▶ **Given problem A**
Return every line of the entries that contains the word "section".
==========
Intuitively, in that papers we had to move to extended versions of Petri nets due to the difficulty in the definition of appropriate encodings of the considered calculi into classical Petri nets. The increased expressive power of Transfer or Reset nets w.r.t. classical Petri nets has been investigated in [9]. In particular, we have that properties like reachability and termination are decidable for classical Petri nets while this is not the case for Transfer and Reset nets; properties like boundedness is decidable for classical and Transfer nets while this is not the case for Reset nets; and finally properties like divergence or coverability are decidable for all of these classes of nets.¹

From a formal point of view, there are cases that strictly require to move from classical to extended Petri nets to equip a process calculus with a faithful Petri net semantics. To clarify this specific point, in this paper we fully formalize in a simplified setting one of these cases. More precisely, we identify a basic calculus of processes performing input and output operations on a shared data space, extended with a primitive for renaming all the data of a given kind. We first show that for the basic version of the calculus without renaming, it is possible to define a faithful encoding by using classical Petri nets. By faithful encoding, here we mean that there exists a one-to-one correspondence between process reductions in the calculus and transition firings in the Petri net. Then we move to the version of the calculus with the renaming primitive, and we show that termination is undecidable for this version of the calculus. This undecidability result shows that there exists no recursive encoding from the calculus to classical Petri nets that preserves and reflects at least termination. Then we consider Transfer Petri nets, and we show that with this extended version of Petri nets it is again possible to define a faithful encoding. This also proves that divergence, as well as boundedness and coverability, are decidable for the calculus with the renaming primitive.
==========
▶ **Given problem B**
Pick up the passage on Petri net encodings of process calculi after its last sentence and keep writing.

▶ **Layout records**
==========
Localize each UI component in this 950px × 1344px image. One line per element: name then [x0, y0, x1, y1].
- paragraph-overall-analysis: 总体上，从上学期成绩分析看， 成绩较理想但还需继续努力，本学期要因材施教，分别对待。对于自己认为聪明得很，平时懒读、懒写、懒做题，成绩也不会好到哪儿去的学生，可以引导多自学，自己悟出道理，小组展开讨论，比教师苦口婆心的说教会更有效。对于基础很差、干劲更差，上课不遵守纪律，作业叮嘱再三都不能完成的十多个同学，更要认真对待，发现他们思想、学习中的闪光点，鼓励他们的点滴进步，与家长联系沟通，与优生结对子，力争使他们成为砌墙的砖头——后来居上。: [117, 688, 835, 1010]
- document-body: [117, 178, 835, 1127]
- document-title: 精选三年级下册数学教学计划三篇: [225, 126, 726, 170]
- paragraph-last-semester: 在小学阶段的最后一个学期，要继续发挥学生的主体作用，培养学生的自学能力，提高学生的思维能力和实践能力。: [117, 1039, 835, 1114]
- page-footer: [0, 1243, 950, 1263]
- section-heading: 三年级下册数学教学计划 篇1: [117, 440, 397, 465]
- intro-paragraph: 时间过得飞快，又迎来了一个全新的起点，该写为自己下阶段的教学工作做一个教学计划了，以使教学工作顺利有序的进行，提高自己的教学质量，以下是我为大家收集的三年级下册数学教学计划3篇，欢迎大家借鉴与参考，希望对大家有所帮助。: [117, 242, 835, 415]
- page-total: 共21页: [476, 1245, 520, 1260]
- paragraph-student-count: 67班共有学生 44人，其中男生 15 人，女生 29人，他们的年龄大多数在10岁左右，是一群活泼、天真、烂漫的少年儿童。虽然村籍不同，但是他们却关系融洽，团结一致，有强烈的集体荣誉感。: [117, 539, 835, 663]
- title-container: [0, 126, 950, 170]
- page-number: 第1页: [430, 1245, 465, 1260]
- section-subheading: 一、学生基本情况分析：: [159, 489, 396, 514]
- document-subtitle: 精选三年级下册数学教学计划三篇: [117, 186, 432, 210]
==========
▶ **Result A**
- section-heading: 三年级下册数学教学计划 篇1: [117, 440, 397, 465]
- section-subheading: 一、学生基本情况分析：: [159, 489, 396, 514]

▶ **Result B**
Structure of the Paper. In Sect. 2 we define the DS calculus, the initial version of our language for processes communicating via input and output operations on a common repository, and we present a faithful modeling of the DS calculus into classical Petri nets. In Sect. 3, inspired by the copy-collect primitive proposed in [17], we define the RenDS calculus that includes a new primitive ren(a, b) that renames to b all the instances of a in the data space. For this calculus we prove the undecidability of termination (hence also the impossibility to equip RenDS with a termination preserving classical Petri net semantics) and then we show a faithful modeling in terms of Transfer Petri nets. Section 4 draws some concluding remarks.

2 The DS Calculus

In this section we present the syntax and the semantics of a simple calculus of processes communicating by introducing and consuming data into/from a shared repository.

Definition 1

(Processes). Let \( Name \), ranged over by a, b, \(\ldots \), be a denumerable set of names. Processes are defined by the following grammar:

$$ \begin{array}{llllll} \alpha &{}\ {:}{:}= &{} in(a)\ \ \mid \ \ out(a) \\ P &{}\ {:}{:}= &{} \sum \nolimits _{i \in I}\alpha _i.P_i\ \ \mid \ \ !\alpha .P\ \ \mid \ \ P|P \end{array} $$

The basic process actions are in(a) and out(a) denoting the consumption/emission of one instance of datum a from/into the shared data space. The term \(\sum _{i \in I}\alpha _i.P_i\) denotes a process ready to perform any of the action \(\alpha _i\), and then proceed by executing the corresponding continuation \(P_i\). We use \(\mathbf{0}\) to denote such process in case \(I=\emptyset \), and we will usually omit trailing \(\mathbf{0}\). The replicated process \(!\alpha .P\) performs an initial action \(\alpha \) and then spawns the continuation P by keeping \(!\alpha .P\) in parallel. Two parallel processes P and Q are denoted with P|Q.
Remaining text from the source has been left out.